▶ [Short task]: Repeat the records word for word, excluding any picture.

================================

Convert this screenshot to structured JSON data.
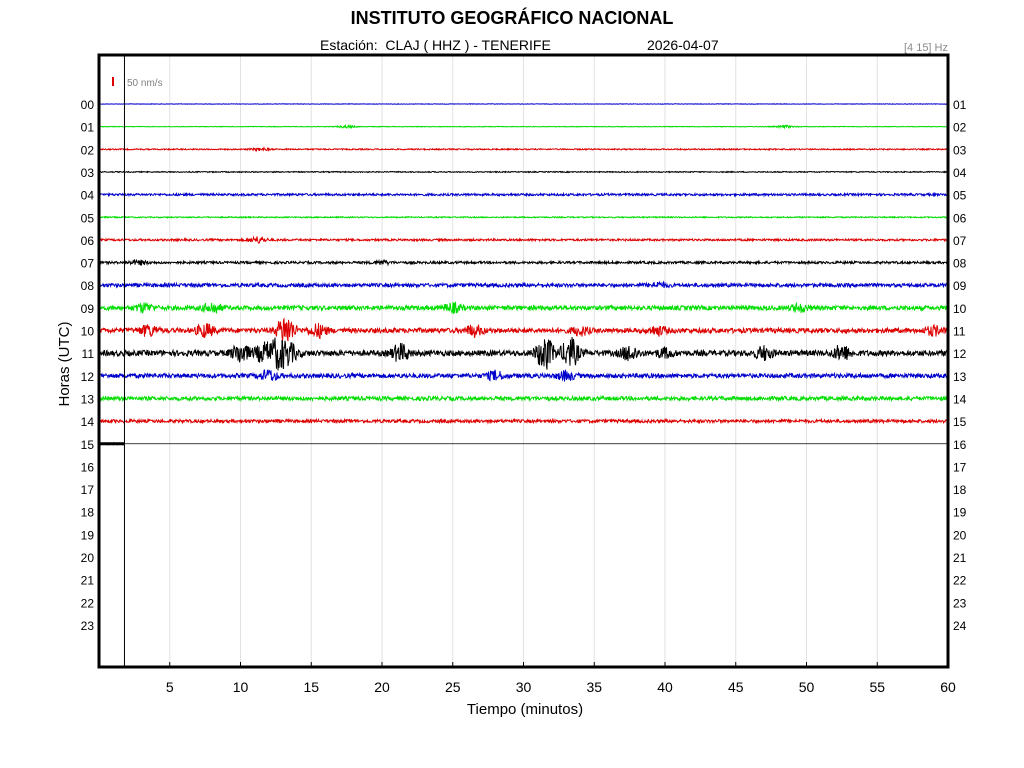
{
  "header": {
    "title": "INSTITUTO GEOGRÁFICO NACIONAL",
    "station": "Estación:  CLAJ ( HHZ ) - TENERIFE",
    "date": "2026-04-07",
    "filter": "[4 15] Hz"
  },
  "chart_data": {
    "type": "line",
    "xlabel": "Tiempo (minutos)",
    "ylabel": "Horas (UTC)",
    "xlim": [
      0,
      60
    ],
    "x_ticks": [
      5,
      10,
      15,
      20,
      25,
      30,
      35,
      40,
      45,
      50,
      55,
      60
    ],
    "left_hour_labels": [
      "00",
      "01",
      "02",
      "03",
      "04",
      "05",
      "06",
      "07",
      "08",
      "09",
      "10",
      "11",
      "12",
      "13",
      "14",
      "15",
      "16",
      "17",
      "18",
      "19",
      "20",
      "21",
      "22",
      "23"
    ],
    "right_hour_labels": [
      "01",
      "02",
      "03",
      "04",
      "05",
      "06",
      "07",
      "08",
      "09",
      "10",
      "11",
      "12",
      "13",
      "14",
      "15",
      "16",
      "17",
      "18",
      "19",
      "20",
      "21",
      "22",
      "23",
      "24"
    ],
    "scale_label": "50 nm/s",
    "scale_color": "#dd0000",
    "grid": true,
    "current_time_minute": 1.8,
    "series": [
      {
        "hour": "00",
        "color": "#0000cc",
        "noise": 0.25,
        "events": []
      },
      {
        "hour": "01",
        "color": "#00dd00",
        "noise": 0.3,
        "events": [
          {
            "t": 17.5,
            "amp": 1.2
          },
          {
            "t": 48.5,
            "amp": 1.2
          }
        ]
      },
      {
        "hour": "02",
        "color": "#dd0000",
        "noise": 0.6,
        "events": [
          {
            "t": 11.5,
            "amp": 1.2
          }
        ]
      },
      {
        "hour": "03",
        "color": "#000000",
        "noise": 0.5,
        "events": []
      },
      {
        "hour": "04",
        "color": "#0000cc",
        "noise": 1.1,
        "events": []
      },
      {
        "hour": "05",
        "color": "#00dd00",
        "noise": 0.6,
        "events": []
      },
      {
        "hour": "06",
        "color": "#dd0000",
        "noise": 1.0,
        "events": [
          {
            "t": 11.2,
            "amp": 3
          }
        ]
      },
      {
        "hour": "07",
        "color": "#000000",
        "noise": 1.2,
        "events": [
          {
            "t": 2.8,
            "amp": 2
          },
          {
            "t": 20.0,
            "amp": 1.6
          }
        ]
      },
      {
        "hour": "08",
        "color": "#0000cc",
        "noise": 1.8,
        "events": [
          {
            "t": 39.5,
            "amp": 2.2
          }
        ]
      },
      {
        "hour": "09",
        "color": "#00dd00",
        "noise": 2.2,
        "events": [
          {
            "t": 3.2,
            "amp": 4
          },
          {
            "t": 8.0,
            "amp": 5
          },
          {
            "t": 25.0,
            "amp": 4
          },
          {
            "t": 49.5,
            "amp": 3.5
          }
        ]
      },
      {
        "hour": "10",
        "color": "#dd0000",
        "noise": 2.4,
        "events": [
          {
            "t": 3.5,
            "amp": 5
          },
          {
            "t": 7.5,
            "amp": 6
          },
          {
            "t": 13.2,
            "amp": 14
          },
          {
            "t": 15.5,
            "amp": 6
          },
          {
            "t": 26.5,
            "amp": 5
          },
          {
            "t": 34.0,
            "amp": 4
          },
          {
            "t": 39.5,
            "amp": 4
          },
          {
            "t": 59.0,
            "amp": 4
          }
        ]
      },
      {
        "hour": "11",
        "color": "#000000",
        "noise": 2.8,
        "events": [
          {
            "t": 10.0,
            "amp": 9
          },
          {
            "t": 11.6,
            "amp": 8
          },
          {
            "t": 12.6,
            "amp": 13
          },
          {
            "t": 13.4,
            "amp": 9
          },
          {
            "t": 21.3,
            "amp": 8
          },
          {
            "t": 31.5,
            "amp": 16
          },
          {
            "t": 33.3,
            "amp": 14
          },
          {
            "t": 37.5,
            "amp": 7
          },
          {
            "t": 40.0,
            "amp": 4
          },
          {
            "t": 47.0,
            "amp": 6
          },
          {
            "t": 52.5,
            "amp": 7
          }
        ]
      },
      {
        "hour": "12",
        "color": "#0000cc",
        "noise": 2.2,
        "events": [
          {
            "t": 12.0,
            "amp": 5
          },
          {
            "t": 28.0,
            "amp": 4
          },
          {
            "t": 33.0,
            "amp": 4
          }
        ]
      },
      {
        "hour": "13",
        "color": "#00dd00",
        "noise": 2.0,
        "events": []
      },
      {
        "hour": "14",
        "color": "#dd0000",
        "noise": 1.6,
        "events": []
      },
      {
        "hour": "15",
        "color": "#000000",
        "noise": 0.9,
        "events": [],
        "end_minute": 1.8
      }
    ]
  }
}
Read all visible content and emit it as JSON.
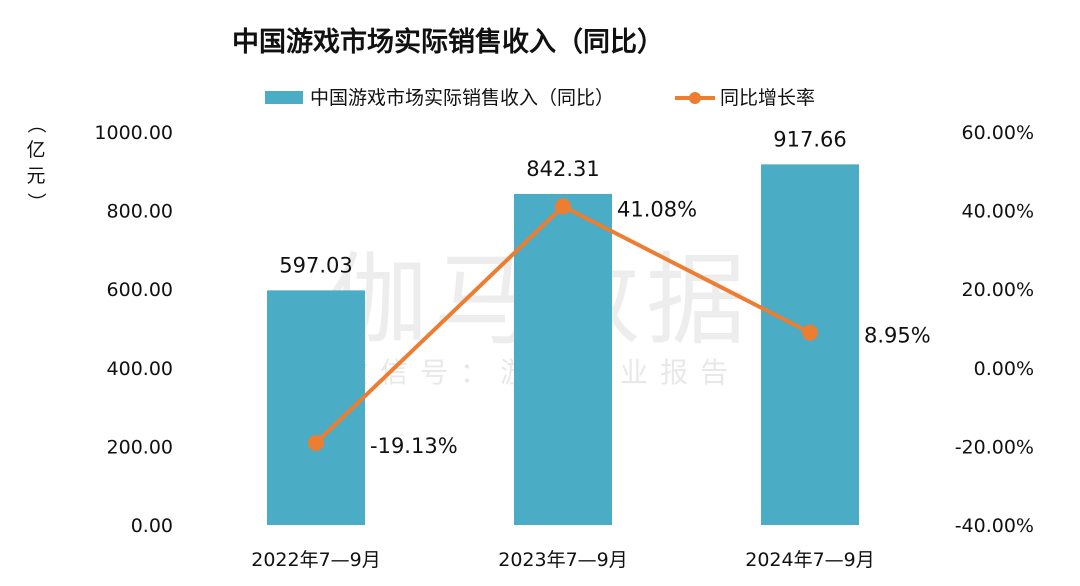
{
  "chart_data": {
    "type": "bar",
    "title": "中国游戏市场实际销售收入（同比）",
    "categories": [
      "2022年7—9月",
      "2023年7—9月",
      "2024年7—9月"
    ],
    "series": [
      {
        "name": "中国游戏市场实际销售收入（同比）",
        "kind": "bar",
        "axis": "left",
        "values": [
          597.03,
          842.31,
          917.66
        ],
        "labels": [
          "597.03",
          "842.31",
          "917.66"
        ],
        "color": "#4bacc6"
      },
      {
        "name": "同比增长率",
        "kind": "line",
        "axis": "right",
        "values": [
          -19.13,
          41.08,
          8.95
        ],
        "labels": [
          "-19.13%",
          "41.08%",
          "8.95%"
        ],
        "color": "#ed7d31"
      }
    ],
    "y_left": {
      "unit_label": "（亿元）",
      "range": [
        0,
        1000
      ],
      "ticks": [
        0,
        200,
        400,
        600,
        800,
        1000
      ],
      "tick_labels": [
        "0.00",
        "200.00",
        "400.00",
        "600.00",
        "800.00",
        "1000.00"
      ]
    },
    "y_right": {
      "range": [
        -40,
        60
      ],
      "ticks": [
        -40,
        -20,
        0,
        20,
        40,
        60
      ],
      "tick_labels": [
        "-40.00%",
        "-20.00%",
        "0.00%",
        "20.00%",
        "40.00%",
        "60.00%"
      ]
    },
    "grid": false,
    "legend_position": "top"
  },
  "watermark": {
    "main": "伽马数据",
    "sub": "微信号：游戏产业报告"
  }
}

================================

▶ [Result for this exercise]:
Convert this screenshot to structured JSON data.
{
  "header": {
    "title": "INSTITUTO GEOGRÁFICO NACIONAL",
    "station": "Estación:  CLAJ ( HHZ ) - TENERIFE",
    "date": "2026-04-07",
    "filter": "[4 15] Hz"
  },
  "chart_data": {
    "type": "line",
    "xlabel": "Tiempo (minutos)",
    "ylabel": "Horas (UTC)",
    "xlim": [
      0,
      60
    ],
    "x_ticks": [
      5,
      10,
      15,
      20,
      25,
      30,
      35,
      40,
      45,
      50,
      55,
      60
    ],
    "left_hour_labels": [
      "00",
      "01",
      "02",
      "03",
      "04",
      "05",
      "06",
      "07",
      "08",
      "09",
      "10",
      "11",
      "12",
      "13",
      "14",
      "15",
      "16",
      "17",
      "18",
      "19",
      "20",
      "21",
      "22",
      "23"
    ],
    "right_hour_labels": [
      "01",
      "02",
      "03",
      "04",
      "05",
      "06",
      "07",
      "08",
      "09",
      "10",
      "11",
      "12",
      "13",
      "14",
      "15",
      "16",
      "17",
      "18",
      "19",
      "20",
      "21",
      "22",
      "23",
      "24"
    ],
    "scale_label": "50 nm/s",
    "scale_color": "#dd0000",
    "grid": true,
    "current_time_minute": 1.8,
    "series": [
      {
        "hour": "00",
        "color": "#0000cc",
        "noise": 0.25,
        "events": []
      },
      {
        "hour": "01",
        "color": "#00dd00",
        "noise": 0.3,
        "events": [
          {
            "t": 17.5,
            "amp": 1.2
          },
          {
            "t": 48.5,
            "amp": 1.2
          }
        ]
      },
      {
        "hour": "02",
        "color": "#dd0000",
        "noise": 0.6,
        "events": [
          {
            "t": 11.5,
            "amp": 1.2
          }
        ]
      },
      {
        "hour": "03",
        "color": "#000000",
        "noise": 0.5,
        "events": []
      },
      {
        "hour": "04",
        "color": "#0000cc",
        "noise": 1.1,
        "events": []
      },
      {
        "hour": "05",
        "color": "#00dd00",
        "noise": 0.6,
        "events": []
      },
      {
        "hour": "06",
        "color": "#dd0000",
        "noise": 1.0,
        "events": [
          {
            "t": 11.2,
            "amp": 3
          }
        ]
      },
      {
        "hour": "07",
        "color": "#000000",
        "noise": 1.2,
        "events": [
          {
            "t": 2.8,
            "amp": 2
          },
          {
            "t": 20.0,
            "amp": 1.6
          }
        ]
      },
      {
        "hour": "08",
        "color": "#0000cc",
        "noise": 1.8,
        "events": [
          {
            "t": 39.5,
            "amp": 2.2
          }
        ]
      },
      {
        "hour": "09",
        "color": "#00dd00",
        "noise": 2.2,
        "events": [
          {
            "t": 3.2,
            "amp": 4
          },
          {
            "t": 8.0,
            "amp": 5
          },
          {
            "t": 25.0,
            "amp": 4
          },
          {
            "t": 49.5,
            "amp": 3.5
          }
        ]
      },
      {
        "hour": "10",
        "color": "#dd0000",
        "noise": 2.4,
        "events": [
          {
            "t": 3.5,
            "amp": 5
          },
          {
            "t": 7.5,
            "amp": 6
          },
          {
            "t": 13.2,
            "amp": 14
          },
          {
            "t": 15.5,
            "amp": 6
          },
          {
            "t": 26.5,
            "amp": 5
          },
          {
            "t": 34.0,
            "amp": 4
          },
          {
            "t": 39.5,
            "amp": 4
          },
          {
            "t": 59.0,
            "amp": 4
          }
        ]
      },
      {
        "hour": "11",
        "color": "#000000",
        "noise": 2.8,
        "events": [
          {
            "t": 10.0,
            "amp": 9
          },
          {
            "t": 11.6,
            "amp": 8
          },
          {
            "t": 12.6,
            "amp": 13
          },
          {
            "t": 13.4,
            "amp": 9
          },
          {
            "t": 21.3,
            "amp": 8
          },
          {
            "t": 31.5,
            "amp": 16
          },
          {
            "t": 33.3,
            "amp": 14
          },
          {
            "t": 37.5,
            "amp": 7
          },
          {
            "t": 40.0,
            "amp": 4
          },
          {
            "t": 47.0,
            "amp": 6
          },
          {
            "t": 52.5,
            "amp": 7
          }
        ]
      },
      {
        "hour": "12",
        "color": "#0000cc",
        "noise": 2.2,
        "events": [
          {
            "t": 12.0,
            "amp": 5
          },
          {
            "t": 28.0,
            "amp": 4
          },
          {
            "t": 33.0,
            "amp": 4
          }
        ]
      },
      {
        "hour": "13",
        "color": "#00dd00",
        "noise": 2.0,
        "events": []
      },
      {
        "hour": "14",
        "color": "#dd0000",
        "noise": 1.6,
        "events": []
      },
      {
        "hour": "15",
        "color": "#000000",
        "noise": 0.9,
        "events": [],
        "end_minute": 1.8
      }
    ]
  }
}
Read all visible content and emit it as JSON.
{
  "chart_data": {
    "type": "bar",
    "title": "中国游戏市场实际销售收入（同比）",
    "categories": [
      "2022年7—9月",
      "2023年7—9月",
      "2024年7—9月"
    ],
    "series": [
      {
        "name": "中国游戏市场实际销售收入（同比）",
        "kind": "bar",
        "axis": "left",
        "values": [
          597.03,
          842.31,
          917.66
        ],
        "labels": [
          "597.03",
          "842.31",
          "917.66"
        ],
        "color": "#4bacc6"
      },
      {
        "name": "同比增长率",
        "kind": "line",
        "axis": "right",
        "values": [
          -19.13,
          41.08,
          8.95
        ],
        "labels": [
          "-19.13%",
          "41.08%",
          "8.95%"
        ],
        "color": "#ed7d31"
      }
    ],
    "y_left": {
      "unit_label": "（亿元）",
      "range": [
        0,
        1000
      ],
      "ticks": [
        0,
        200,
        400,
        600,
        800,
        1000
      ],
      "tick_labels": [
        "0.00",
        "200.00",
        "400.00",
        "600.00",
        "800.00",
        "1000.00"
      ]
    },
    "y_right": {
      "range": [
        -40,
        60
      ],
      "ticks": [
        -40,
        -20,
        0,
        20,
        40,
        60
      ],
      "tick_labels": [
        "-40.00%",
        "-20.00%",
        "0.00%",
        "20.00%",
        "40.00%",
        "60.00%"
      ]
    },
    "grid": false,
    "legend_position": "top"
  },
  "watermark": {
    "main": "伽马数据",
    "sub": "微信号：游戏产业报告"
  }
}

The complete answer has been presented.